REQUIRED TASK: From the listing below, select every line where the word "cases" appears.

INFORMATION GIVEN:
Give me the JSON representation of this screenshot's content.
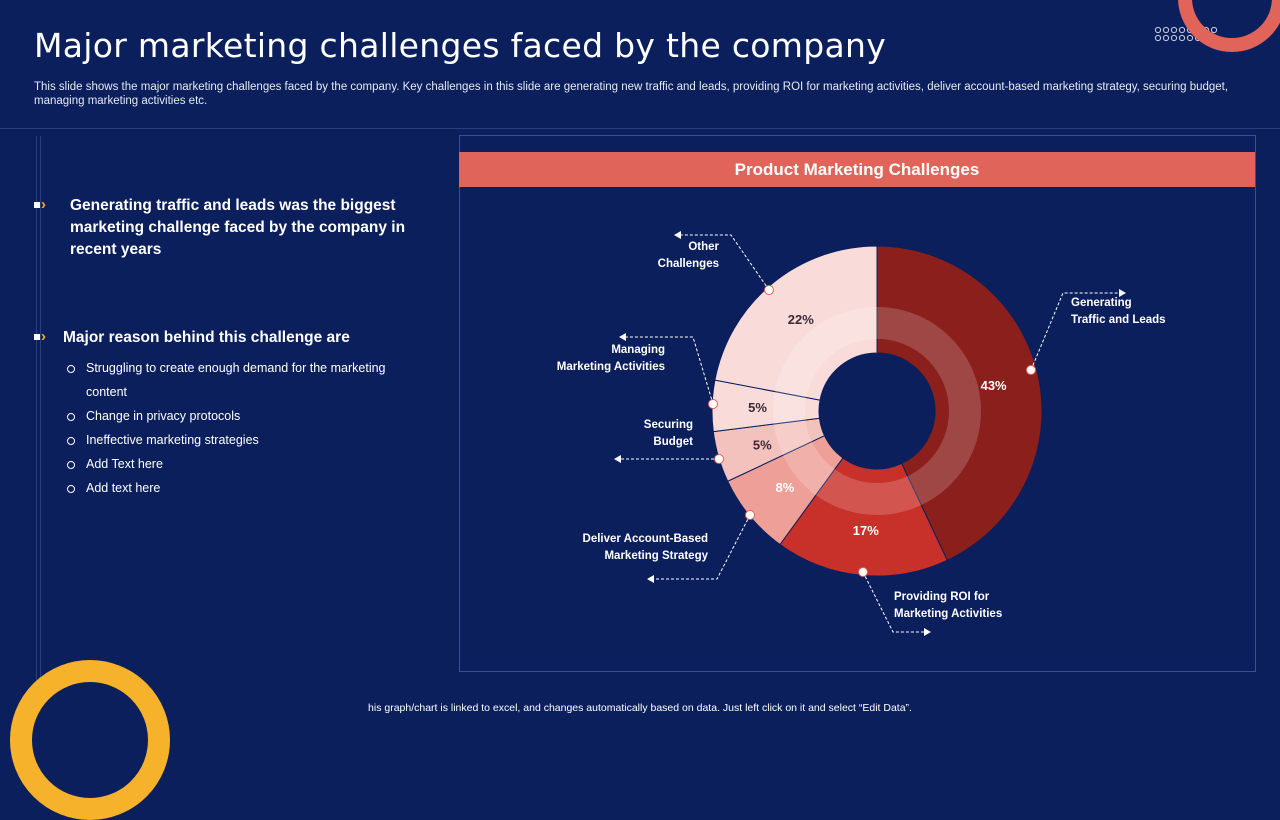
{
  "slide": {
    "title": "Major marketing challenges faced by the company",
    "subtitle": "This slide shows the major marketing challenges faced by the company. Key challenges in this slide are generating new traffic and leads, providing ROI for marketing activities, deliver account-based marketing strategy, securing budget, managing marketing activities etc.",
    "main_point": "Generating traffic and leads was the biggest marketing challenge faced by the company in recent years",
    "reason_heading": "Major reason behind this challenge are",
    "reasons": [
      "Struggling to create enough demand for the marketing content",
      "Change in privacy protocols",
      "Ineffective  marketing strategies",
      "Add Text here",
      "Add text here"
    ],
    "footer": "his graph/chart is linked to excel, and changes automatically based on data. Just left click on it and select “Edit Data”."
  },
  "colors": {
    "background": "#0b1f5c",
    "accent_coral": "#e0645a",
    "accent_yellow": "#f5b22a"
  },
  "chart_data": {
    "type": "pie",
    "title": "Product Marketing Challenges",
    "categories": [
      "Generating Traffic and Leads",
      "Providing  ROI for Marketing Activities",
      "Deliver Account-Based Marketing Strategy",
      "Securing Budget",
      "Managing Marketing Activities",
      "Other Challenges"
    ],
    "values": [
      43,
      17,
      8,
      5,
      5,
      22
    ],
    "value_labels": [
      "43%",
      "17%",
      "8%",
      "5%",
      "5%",
      "22%"
    ],
    "colors": [
      "#8a1f1b",
      "#c8302a",
      "#ee9f98",
      "#f4c2bd",
      "#f9dcd9",
      "#f9dcd9"
    ],
    "hole": "donut"
  }
}
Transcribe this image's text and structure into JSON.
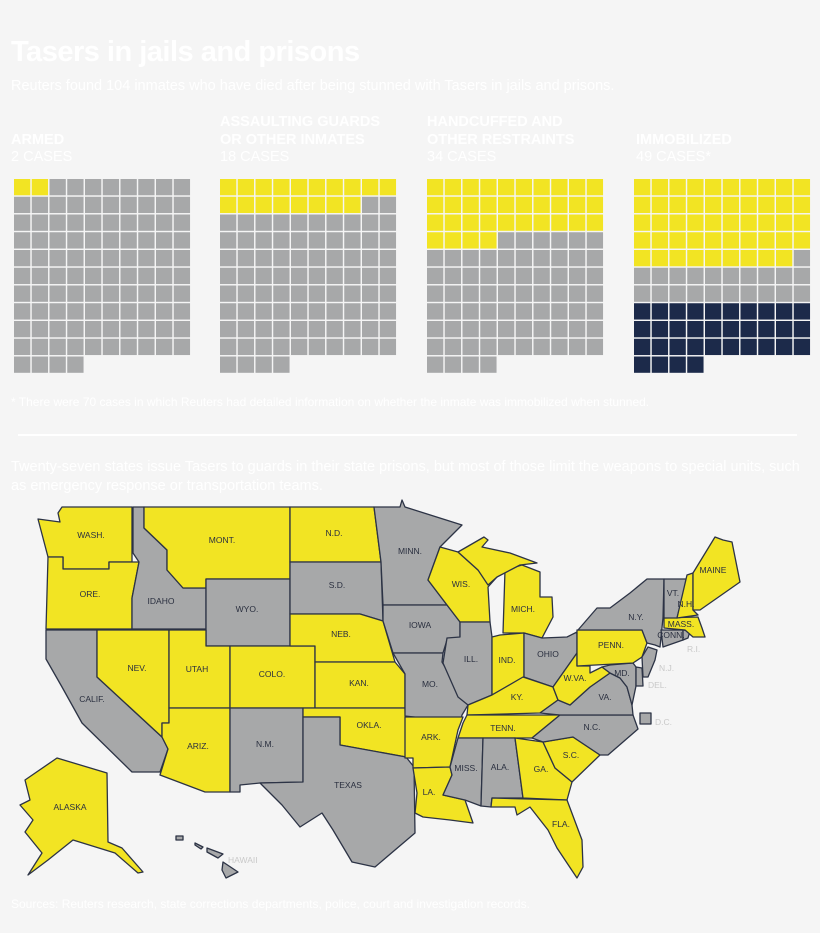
{
  "header": {
    "title": "Tasers in jails and prisons",
    "subtitle": "Reuters found 104 inmates who have died after being stunned with Tasers in jails and prisons."
  },
  "colors": {
    "yellow": "#f2e423",
    "gray": "#a7a8a9",
    "navy": "#1c2a4a",
    "stroke": "#2c3345",
    "background": "#f5f5f5"
  },
  "chart_data": [
    {
      "type": "waffle",
      "total_per_panel": 104,
      "panels": [
        {
          "line1": "",
          "line2": "ARMED",
          "cases": "2 CASES",
          "segments": [
            {
              "name": "Armed",
              "count": 2,
              "color": "yellow"
            },
            {
              "name": "Other",
              "count": 102,
              "color": "gray"
            }
          ]
        },
        {
          "line1": "ASSAULTING GUARDS",
          "line2": "OR OTHER INMATES",
          "cases": "18 CASES",
          "segments": [
            {
              "name": "Assaulting",
              "count": 18,
              "color": "yellow"
            },
            {
              "name": "Other",
              "count": 86,
              "color": "gray"
            }
          ]
        },
        {
          "line1": "HANDCUFFED AND",
          "line2": "OTHER RESTRAINTS",
          "cases": "34 CASES",
          "segments": [
            {
              "name": "Restrained",
              "count": 34,
              "color": "yellow"
            },
            {
              "name": "Other",
              "count": 70,
              "color": "gray"
            }
          ]
        },
        {
          "line1": "",
          "line2": "IMMOBILIZED",
          "cases": "49 CASES*",
          "segments": [
            {
              "name": "Immobilized",
              "count": 49,
              "color": "yellow"
            },
            {
              "name": "Not immobilized",
              "count": 21,
              "color": "gray"
            },
            {
              "name": "No detailed information",
              "count": 34,
              "color": "navy"
            }
          ]
        }
      ],
      "footnote": "* There were 70 cases in which Reuters had detailed information on whether the inmate was immobilized when stunned."
    },
    {
      "type": "choropleth",
      "intro": "Twenty-seven states issue Tasers to guards in their state prisons, but most of those limit the weapons to special units, such as emergency response or transportation teams.",
      "states": [
        {
          "id": "WA",
          "label": "WASH.",
          "tasers": true
        },
        {
          "id": "OR",
          "label": "ORE.",
          "tasers": true
        },
        {
          "id": "CA",
          "label": "CALIF.",
          "tasers": false
        },
        {
          "id": "ID",
          "label": "IDAHO",
          "tasers": false
        },
        {
          "id": "NV",
          "label": "NEV.",
          "tasers": true
        },
        {
          "id": "MT",
          "label": "MONT.",
          "tasers": true
        },
        {
          "id": "WY",
          "label": "WYO.",
          "tasers": false
        },
        {
          "id": "UT",
          "label": "UTAH",
          "tasers": true
        },
        {
          "id": "AZ",
          "label": "ARIZ.",
          "tasers": true
        },
        {
          "id": "CO",
          "label": "COLO.",
          "tasers": true
        },
        {
          "id": "NM",
          "label": "N.M.",
          "tasers": false
        },
        {
          "id": "ND",
          "label": "N.D.",
          "tasers": true
        },
        {
          "id": "SD",
          "label": "S.D.",
          "tasers": false
        },
        {
          "id": "NE",
          "label": "NEB.",
          "tasers": true
        },
        {
          "id": "KS",
          "label": "KAN.",
          "tasers": true
        },
        {
          "id": "OK",
          "label": "OKLA.",
          "tasers": true
        },
        {
          "id": "TX",
          "label": "TEXAS",
          "tasers": false
        },
        {
          "id": "MN",
          "label": "MINN.",
          "tasers": false
        },
        {
          "id": "IA",
          "label": "IOWA",
          "tasers": false
        },
        {
          "id": "MO",
          "label": "MO.",
          "tasers": false
        },
        {
          "id": "AR",
          "label": "ARK.",
          "tasers": true
        },
        {
          "id": "LA",
          "label": "LA.",
          "tasers": true
        },
        {
          "id": "WI",
          "label": "WIS.",
          "tasers": true
        },
        {
          "id": "MI",
          "label": "MICH.",
          "tasers": true
        },
        {
          "id": "IL",
          "label": "ILL.",
          "tasers": false
        },
        {
          "id": "IN",
          "label": "IND.",
          "tasers": true
        },
        {
          "id": "OH",
          "label": "OHIO",
          "tasers": false
        },
        {
          "id": "KY",
          "label": "KY.",
          "tasers": true
        },
        {
          "id": "TN",
          "label": "TENN.",
          "tasers": true
        },
        {
          "id": "MS",
          "label": "MISS.",
          "tasers": false
        },
        {
          "id": "AL",
          "label": "ALA.",
          "tasers": false
        },
        {
          "id": "GA",
          "label": "GA.",
          "tasers": true
        },
        {
          "id": "FL",
          "label": "FLA.",
          "tasers": true
        },
        {
          "id": "SC",
          "label": "S.C.",
          "tasers": true
        },
        {
          "id": "NC",
          "label": "N.C.",
          "tasers": false
        },
        {
          "id": "VA",
          "label": "VA.",
          "tasers": false
        },
        {
          "id": "WV",
          "label": "W.VA.",
          "tasers": true
        },
        {
          "id": "MD",
          "label": "MD.",
          "tasers": false
        },
        {
          "id": "DE",
          "label": "DEL.",
          "tasers": false
        },
        {
          "id": "PA",
          "label": "PENN.",
          "tasers": true
        },
        {
          "id": "NJ",
          "label": "N.J.",
          "tasers": false
        },
        {
          "id": "NY",
          "label": "N.Y.",
          "tasers": false
        },
        {
          "id": "CT",
          "label": "CONN.",
          "tasers": false
        },
        {
          "id": "RI",
          "label": "R.I.",
          "tasers": false
        },
        {
          "id": "MA",
          "label": "MASS.",
          "tasers": true
        },
        {
          "id": "VT",
          "label": "VT.",
          "tasers": false
        },
        {
          "id": "NH",
          "label": "N.H.",
          "tasers": true
        },
        {
          "id": "ME",
          "label": "MAINE",
          "tasers": true
        },
        {
          "id": "DC",
          "label": "D.C.",
          "tasers": false
        },
        {
          "id": "AK",
          "label": "ALASKA",
          "tasers": true
        },
        {
          "id": "HI",
          "label": "HAWAII",
          "tasers": false
        }
      ]
    }
  ],
  "sources": "Sources: Reuters research, state corrections departments, police, court and investigation records."
}
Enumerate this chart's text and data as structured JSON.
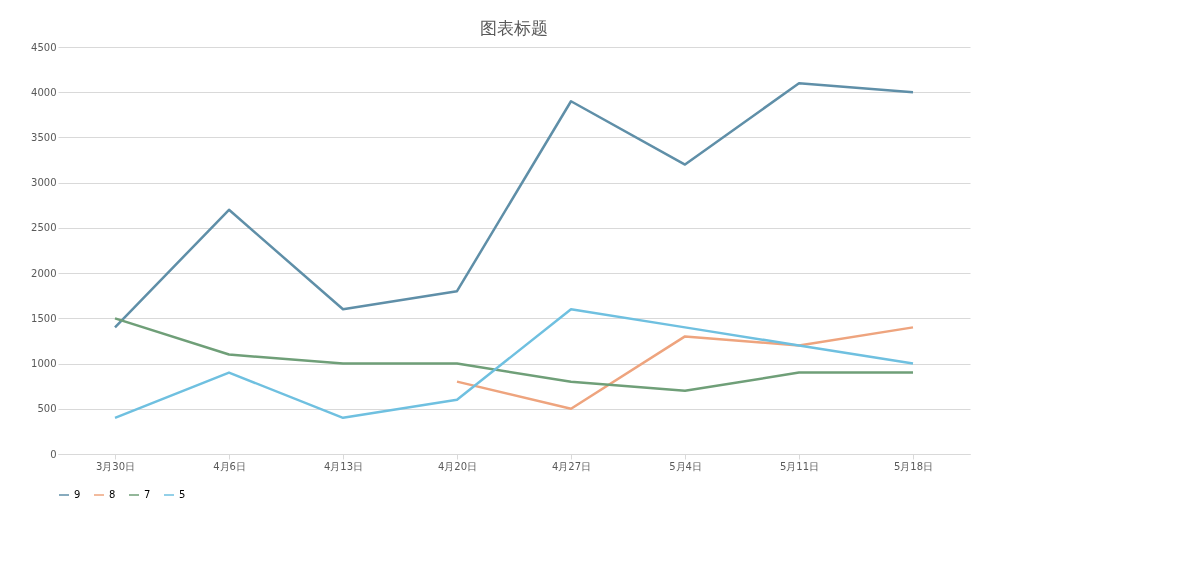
{
  "chart_data": {
    "type": "line",
    "title": "图表标题",
    "categories": [
      "3月30日",
      "4月6日",
      "4月13日",
      "4月20日",
      "4月27日",
      "5月4日",
      "5月11日",
      "5月18日"
    ],
    "series": [
      {
        "name": "9",
        "color": "#5f8fa8",
        "values": [
          1400,
          2700,
          1600,
          1800,
          3900,
          3200,
          4100,
          4000
        ]
      },
      {
        "name": "8",
        "color": "#eea47e",
        "values": [
          null,
          null,
          null,
          800,
          500,
          1300,
          1200,
          1400
        ]
      },
      {
        "name": "7",
        "color": "#6f9f78",
        "values": [
          1500,
          1100,
          1000,
          1000,
          800,
          700,
          900,
          900
        ]
      },
      {
        "name": "5",
        "color": "#6fc0e0",
        "values": [
          400,
          900,
          400,
          600,
          1600,
          1400,
          1200,
          1000
        ]
      }
    ],
    "ylim": [
      0,
      4500
    ],
    "yticks": [
      0,
      500,
      1000,
      1500,
      2000,
      2500,
      3000,
      3500,
      4000,
      4500
    ],
    "grid": "y",
    "legend": "bottom",
    "marker": "none",
    "line_style": "solid"
  }
}
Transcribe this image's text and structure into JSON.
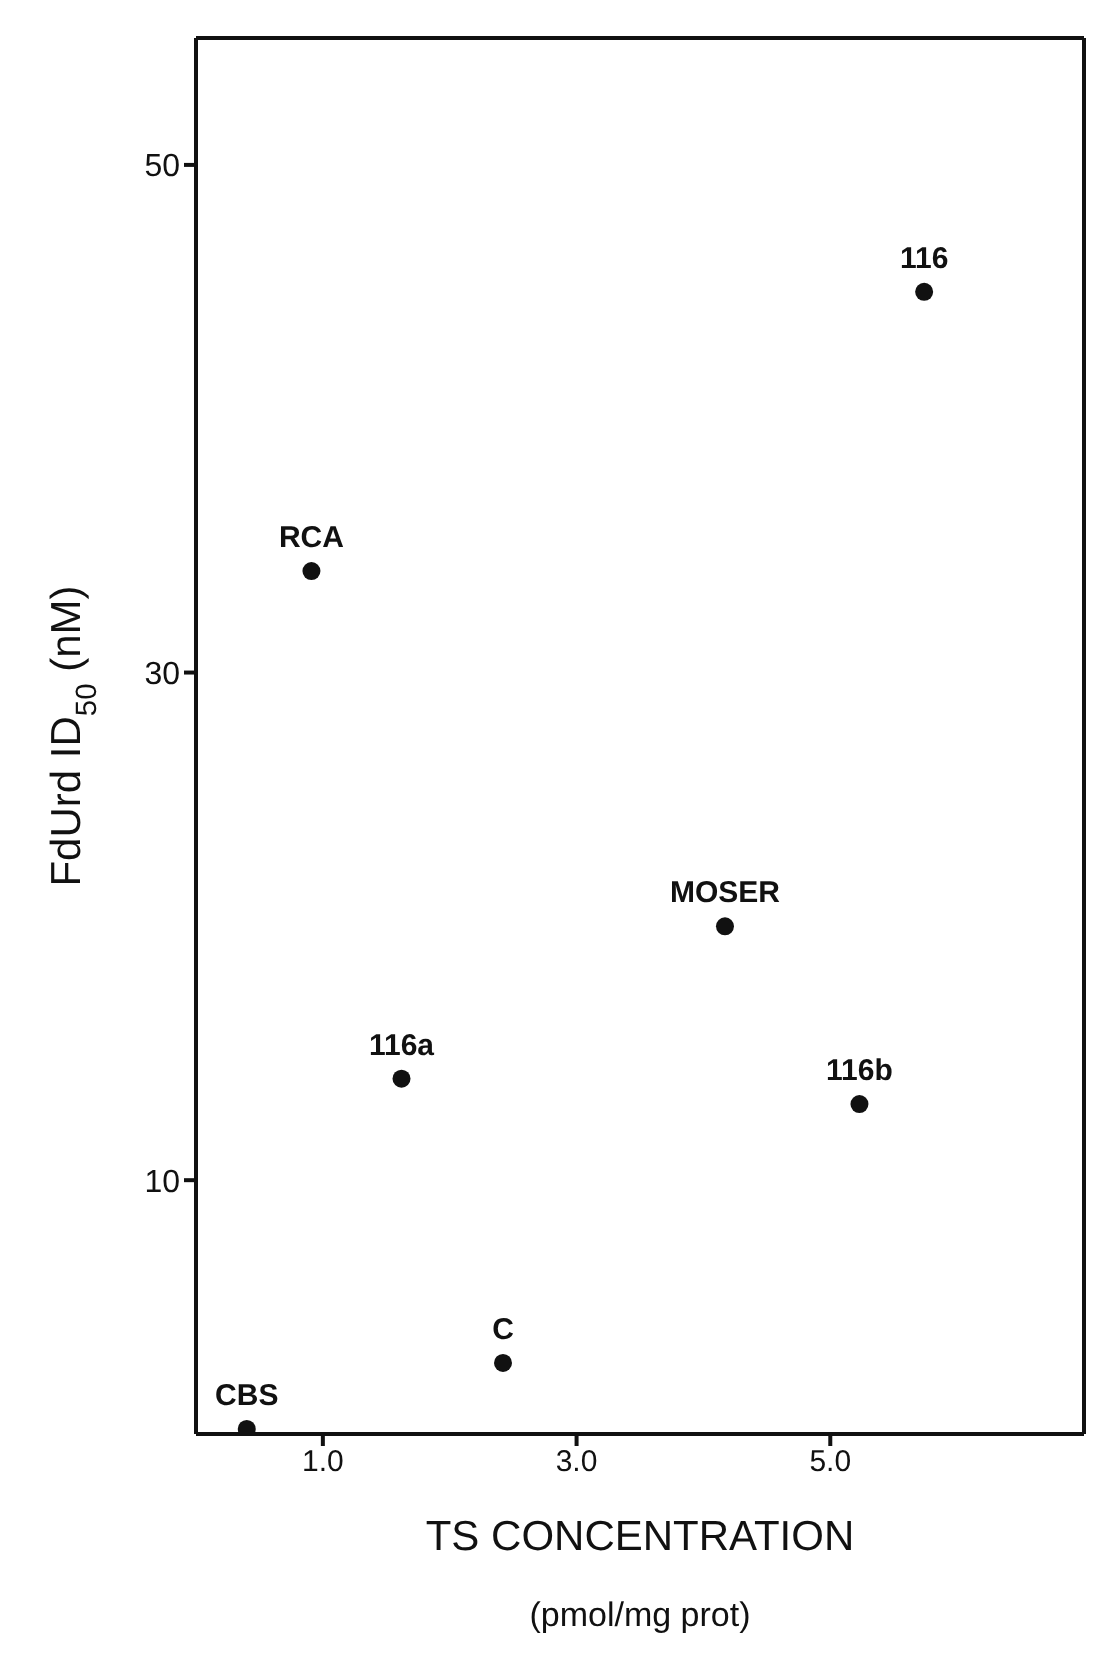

THE RESULT:
          "cases": "2 CASES",
          "cases": "18 CASES",
          "cases": "34 CASES",
          "cases": "49 CASES*",
      "footnote": "* There were 70 cases in which Reuters had detailed information on whether the inmate was immobilized when stunned."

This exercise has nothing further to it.